▶ [EXCERPTED RECORDS]:
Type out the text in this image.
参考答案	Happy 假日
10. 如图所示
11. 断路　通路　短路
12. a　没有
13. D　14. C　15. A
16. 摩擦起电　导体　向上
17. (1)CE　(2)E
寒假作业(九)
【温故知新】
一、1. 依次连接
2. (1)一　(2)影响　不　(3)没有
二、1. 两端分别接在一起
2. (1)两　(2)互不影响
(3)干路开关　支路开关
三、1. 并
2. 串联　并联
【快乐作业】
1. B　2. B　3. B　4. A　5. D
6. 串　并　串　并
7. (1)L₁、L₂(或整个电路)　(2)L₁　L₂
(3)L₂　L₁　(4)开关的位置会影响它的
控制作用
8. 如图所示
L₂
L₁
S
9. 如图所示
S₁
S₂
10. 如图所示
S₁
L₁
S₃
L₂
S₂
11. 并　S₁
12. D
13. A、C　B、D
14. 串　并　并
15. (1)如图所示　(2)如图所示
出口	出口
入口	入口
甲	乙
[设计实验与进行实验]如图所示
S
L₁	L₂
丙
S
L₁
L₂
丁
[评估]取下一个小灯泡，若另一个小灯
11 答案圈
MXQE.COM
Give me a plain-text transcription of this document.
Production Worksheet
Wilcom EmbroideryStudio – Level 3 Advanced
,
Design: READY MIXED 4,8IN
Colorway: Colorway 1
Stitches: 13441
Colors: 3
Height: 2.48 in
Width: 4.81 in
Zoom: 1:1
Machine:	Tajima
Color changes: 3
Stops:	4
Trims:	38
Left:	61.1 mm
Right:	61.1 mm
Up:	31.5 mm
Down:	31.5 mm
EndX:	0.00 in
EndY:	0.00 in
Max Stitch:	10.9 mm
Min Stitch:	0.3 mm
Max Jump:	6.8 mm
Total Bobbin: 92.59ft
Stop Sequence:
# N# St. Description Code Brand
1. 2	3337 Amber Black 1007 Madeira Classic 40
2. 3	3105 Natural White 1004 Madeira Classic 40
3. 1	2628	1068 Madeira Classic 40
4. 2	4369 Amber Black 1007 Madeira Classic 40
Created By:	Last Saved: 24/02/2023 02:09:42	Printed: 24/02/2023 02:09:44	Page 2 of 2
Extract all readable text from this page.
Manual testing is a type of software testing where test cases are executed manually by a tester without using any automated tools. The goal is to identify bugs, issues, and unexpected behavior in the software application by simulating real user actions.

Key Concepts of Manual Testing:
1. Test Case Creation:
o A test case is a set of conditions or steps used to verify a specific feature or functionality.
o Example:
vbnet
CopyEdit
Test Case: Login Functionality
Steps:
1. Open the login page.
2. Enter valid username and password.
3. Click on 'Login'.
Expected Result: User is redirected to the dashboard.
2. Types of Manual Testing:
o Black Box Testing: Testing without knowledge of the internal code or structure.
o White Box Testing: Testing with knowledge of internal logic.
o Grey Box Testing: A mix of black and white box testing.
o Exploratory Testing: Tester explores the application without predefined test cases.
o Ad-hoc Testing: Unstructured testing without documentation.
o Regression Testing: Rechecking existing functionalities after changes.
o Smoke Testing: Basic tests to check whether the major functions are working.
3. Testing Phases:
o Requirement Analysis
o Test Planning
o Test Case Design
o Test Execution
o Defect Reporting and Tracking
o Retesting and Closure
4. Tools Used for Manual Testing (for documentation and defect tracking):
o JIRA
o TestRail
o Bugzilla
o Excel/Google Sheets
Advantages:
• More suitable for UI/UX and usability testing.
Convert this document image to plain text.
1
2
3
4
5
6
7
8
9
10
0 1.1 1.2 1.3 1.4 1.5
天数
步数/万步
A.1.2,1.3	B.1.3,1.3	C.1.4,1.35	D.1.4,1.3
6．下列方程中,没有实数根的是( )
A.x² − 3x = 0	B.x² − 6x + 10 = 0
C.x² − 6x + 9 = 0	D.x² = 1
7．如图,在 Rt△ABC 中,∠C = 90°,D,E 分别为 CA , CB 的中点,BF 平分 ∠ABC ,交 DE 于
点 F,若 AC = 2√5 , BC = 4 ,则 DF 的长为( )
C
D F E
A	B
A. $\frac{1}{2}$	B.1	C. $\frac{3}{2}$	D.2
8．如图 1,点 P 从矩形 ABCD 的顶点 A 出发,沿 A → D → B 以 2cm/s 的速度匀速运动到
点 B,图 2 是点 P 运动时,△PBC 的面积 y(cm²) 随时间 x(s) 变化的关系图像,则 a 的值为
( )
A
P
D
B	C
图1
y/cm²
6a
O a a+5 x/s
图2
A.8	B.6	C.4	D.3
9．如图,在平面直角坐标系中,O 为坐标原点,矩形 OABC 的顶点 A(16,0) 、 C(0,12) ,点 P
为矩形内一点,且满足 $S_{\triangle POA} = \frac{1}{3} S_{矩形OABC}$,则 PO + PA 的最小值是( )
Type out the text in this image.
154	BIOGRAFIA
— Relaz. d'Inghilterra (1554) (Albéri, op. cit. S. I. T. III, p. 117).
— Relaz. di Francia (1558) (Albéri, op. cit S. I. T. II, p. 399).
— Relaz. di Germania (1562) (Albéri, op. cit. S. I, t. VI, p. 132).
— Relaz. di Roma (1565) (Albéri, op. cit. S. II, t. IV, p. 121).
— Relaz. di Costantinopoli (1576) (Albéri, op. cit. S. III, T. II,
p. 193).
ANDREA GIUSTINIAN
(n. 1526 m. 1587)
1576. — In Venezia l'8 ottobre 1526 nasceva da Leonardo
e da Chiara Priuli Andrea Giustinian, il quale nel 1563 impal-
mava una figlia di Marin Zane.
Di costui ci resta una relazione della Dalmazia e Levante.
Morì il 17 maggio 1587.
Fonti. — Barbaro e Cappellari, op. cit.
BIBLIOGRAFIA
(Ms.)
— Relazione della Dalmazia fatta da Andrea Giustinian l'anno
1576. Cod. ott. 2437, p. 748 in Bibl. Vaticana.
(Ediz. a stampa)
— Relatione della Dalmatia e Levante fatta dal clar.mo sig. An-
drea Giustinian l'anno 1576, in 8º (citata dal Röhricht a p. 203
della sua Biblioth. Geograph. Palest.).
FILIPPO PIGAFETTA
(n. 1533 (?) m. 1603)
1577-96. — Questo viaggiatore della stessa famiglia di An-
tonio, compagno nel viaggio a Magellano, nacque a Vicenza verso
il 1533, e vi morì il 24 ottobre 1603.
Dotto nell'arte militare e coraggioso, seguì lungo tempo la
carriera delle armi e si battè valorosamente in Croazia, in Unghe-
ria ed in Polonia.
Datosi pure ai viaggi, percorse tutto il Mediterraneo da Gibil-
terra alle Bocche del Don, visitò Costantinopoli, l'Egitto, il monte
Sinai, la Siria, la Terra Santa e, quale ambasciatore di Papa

▶ [STATED EXERCISE]:
Search the material above for "Manual". Pull out each line where it shows up.

▶ [FINAL RESULT]:
Manual testing is a type of software testing where test cases are executed manually by a tester without using any automated tools. The goal is to identify bugs, issues, and unexpected behavior in the software application by simulating real user actions.
Key Concepts of Manual Testing:
2. Types of Manual Testing:
4. Tools Used for Manual Testing (for documentation and defect tracking):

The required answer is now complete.